Copy out, from the entries below, each line holding the string "being".

## Extracted entries
###
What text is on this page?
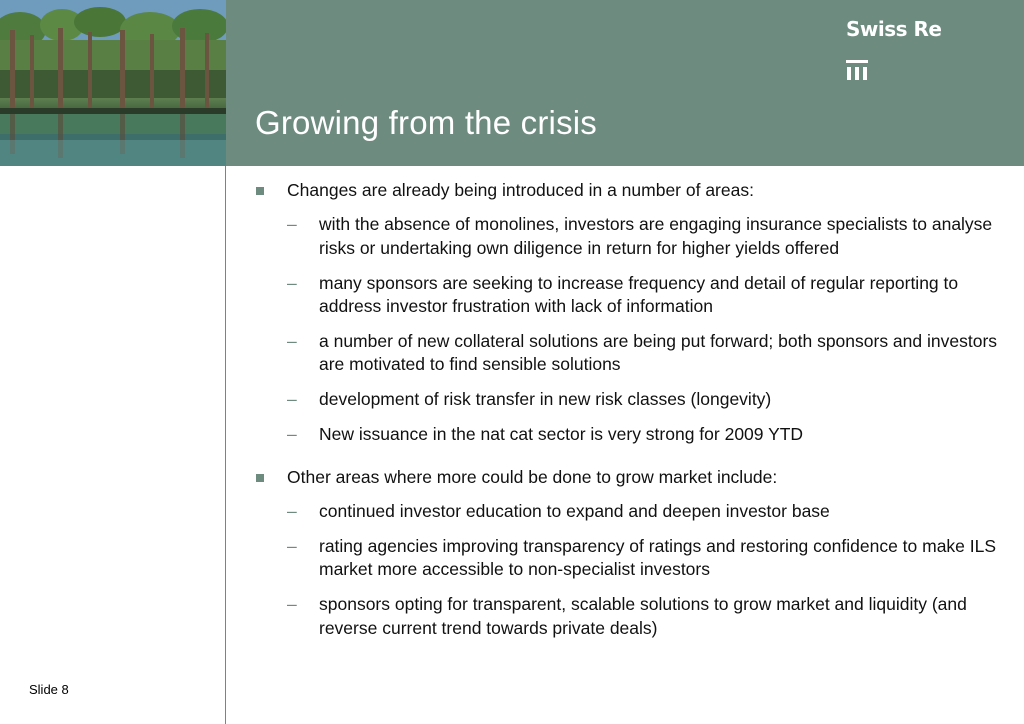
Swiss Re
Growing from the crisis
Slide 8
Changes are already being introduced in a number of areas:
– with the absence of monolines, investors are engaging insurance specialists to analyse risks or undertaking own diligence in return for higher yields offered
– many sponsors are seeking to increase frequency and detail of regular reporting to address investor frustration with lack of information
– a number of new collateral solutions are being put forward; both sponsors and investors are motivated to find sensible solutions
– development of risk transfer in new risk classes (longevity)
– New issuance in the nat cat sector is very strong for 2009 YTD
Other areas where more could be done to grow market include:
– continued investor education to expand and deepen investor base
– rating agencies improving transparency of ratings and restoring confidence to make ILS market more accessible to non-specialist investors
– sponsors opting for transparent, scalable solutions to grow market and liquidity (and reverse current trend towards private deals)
###
## Complete answer
Changes are already being introduced in a number of areas:
– a number of new collateral solutions are being put forward; both sponsors and investors are motivated to find sensible solutions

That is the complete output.